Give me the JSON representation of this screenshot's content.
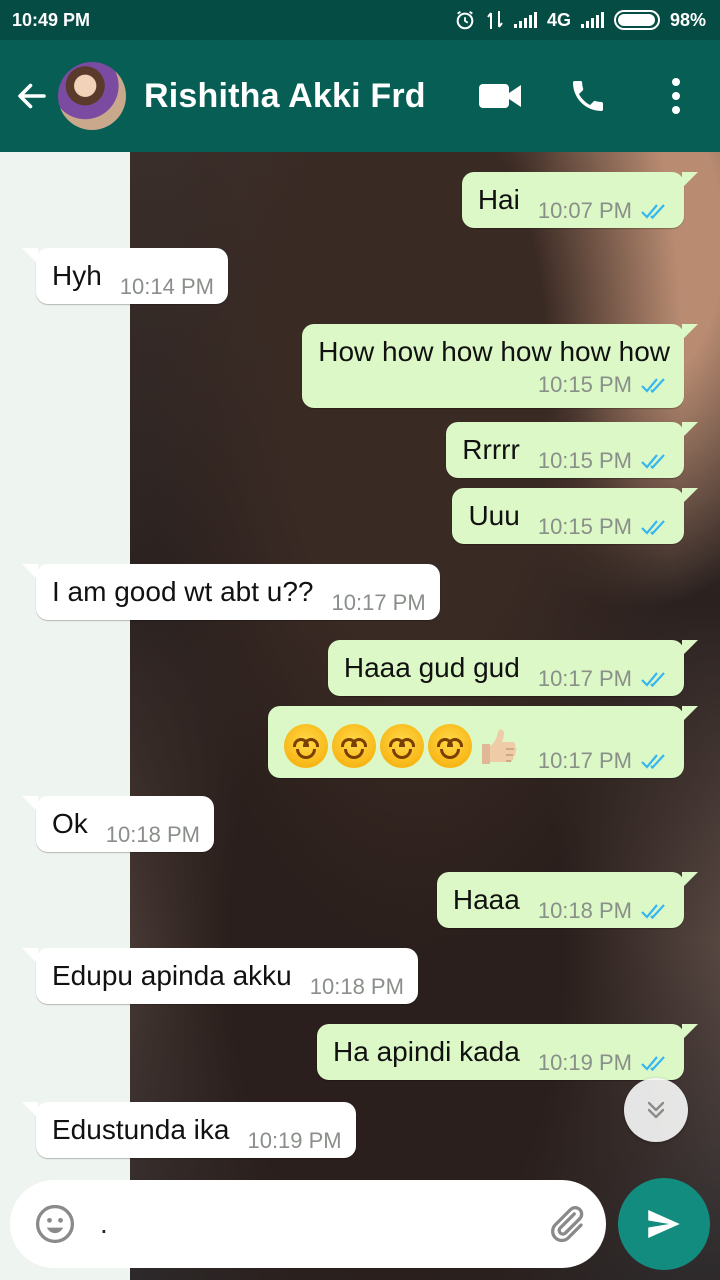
{
  "status": {
    "time": "10:49 PM",
    "network": "4G",
    "battery": "98%",
    "battery_level": 0.98
  },
  "header": {
    "contact_name": "Rishitha Akki Frd"
  },
  "messages": [
    {
      "dir": "out",
      "text": "Hai",
      "time": "10:07 PM"
    },
    {
      "dir": "in",
      "text": "Hyh",
      "time": "10:14 PM"
    },
    {
      "dir": "out",
      "text": "How how how  how how how",
      "time": "10:15 PM"
    },
    {
      "dir": "out",
      "text": "Rrrrr",
      "time": "10:15 PM"
    },
    {
      "dir": "out",
      "text": "Uuu",
      "time": "10:15 PM"
    },
    {
      "dir": "in",
      "text": "I am good wt abt u??",
      "time": "10:17 PM"
    },
    {
      "dir": "out",
      "text": "Haaa gud gud",
      "time": "10:17 PM"
    },
    {
      "dir": "out",
      "text": "😊😊😊😊👍",
      "time": "10:17 PM"
    },
    {
      "dir": "in",
      "text": "Ok",
      "time": "10:18 PM"
    },
    {
      "dir": "out",
      "text": "Haaa",
      "time": "10:18 PM"
    },
    {
      "dir": "in",
      "text": "Edupu apinda akku",
      "time": "10:18 PM"
    },
    {
      "dir": "out",
      "text": "Ha apindi  kada",
      "time": "10:19 PM"
    },
    {
      "dir": "in",
      "text": "Edustunda ika",
      "time": "10:19 PM"
    }
  ],
  "composer": {
    "value": "."
  },
  "colors": {
    "header": "#075e54",
    "statusbar": "#054d44",
    "outgoing_bubble": "#dcf8c6",
    "incoming_bubble": "#ffffff",
    "tick_read": "#34b7f1",
    "send_button": "#128c7e"
  }
}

--------------------------------------------------

AIM — Each record must be quoted in full and exactly. Do not include the pictures.

EXPECTED ANSWER —
Give me the JSON representation of this screenshot's content.
{
  "status": {
    "time": "10:49 PM",
    "network": "4G",
    "battery": "98%",
    "battery_level": 0.98
  },
  "header": {
    "contact_name": "Rishitha Akki Frd"
  },
  "messages": [
    {
      "dir": "out",
      "text": "Hai",
      "time": "10:07 PM"
    },
    {
      "dir": "in",
      "text": "Hyh",
      "time": "10:14 PM"
    },
    {
      "dir": "out",
      "text": "How how how  how how how",
      "time": "10:15 PM"
    },
    {
      "dir": "out",
      "text": "Rrrrr",
      "time": "10:15 PM"
    },
    {
      "dir": "out",
      "text": "Uuu",
      "time": "10:15 PM"
    },
    {
      "dir": "in",
      "text": "I am good wt abt u??",
      "time": "10:17 PM"
    },
    {
      "dir": "out",
      "text": "Haaa gud gud",
      "time": "10:17 PM"
    },
    {
      "dir": "out",
      "text": "😊😊😊😊👍",
      "time": "10:17 PM"
    },
    {
      "dir": "in",
      "text": "Ok",
      "time": "10:18 PM"
    },
    {
      "dir": "out",
      "text": "Haaa",
      "time": "10:18 PM"
    },
    {
      "dir": "in",
      "text": "Edupu apinda akku",
      "time": "10:18 PM"
    },
    {
      "dir": "out",
      "text": "Ha apindi  kada",
      "time": "10:19 PM"
    },
    {
      "dir": "in",
      "text": "Edustunda ika",
      "time": "10:19 PM"
    }
  ],
  "composer": {
    "value": "."
  },
  "colors": {
    "header": "#075e54",
    "statusbar": "#054d44",
    "outgoing_bubble": "#dcf8c6",
    "incoming_bubble": "#ffffff",
    "tick_read": "#34b7f1",
    "send_button": "#128c7e"
  }
}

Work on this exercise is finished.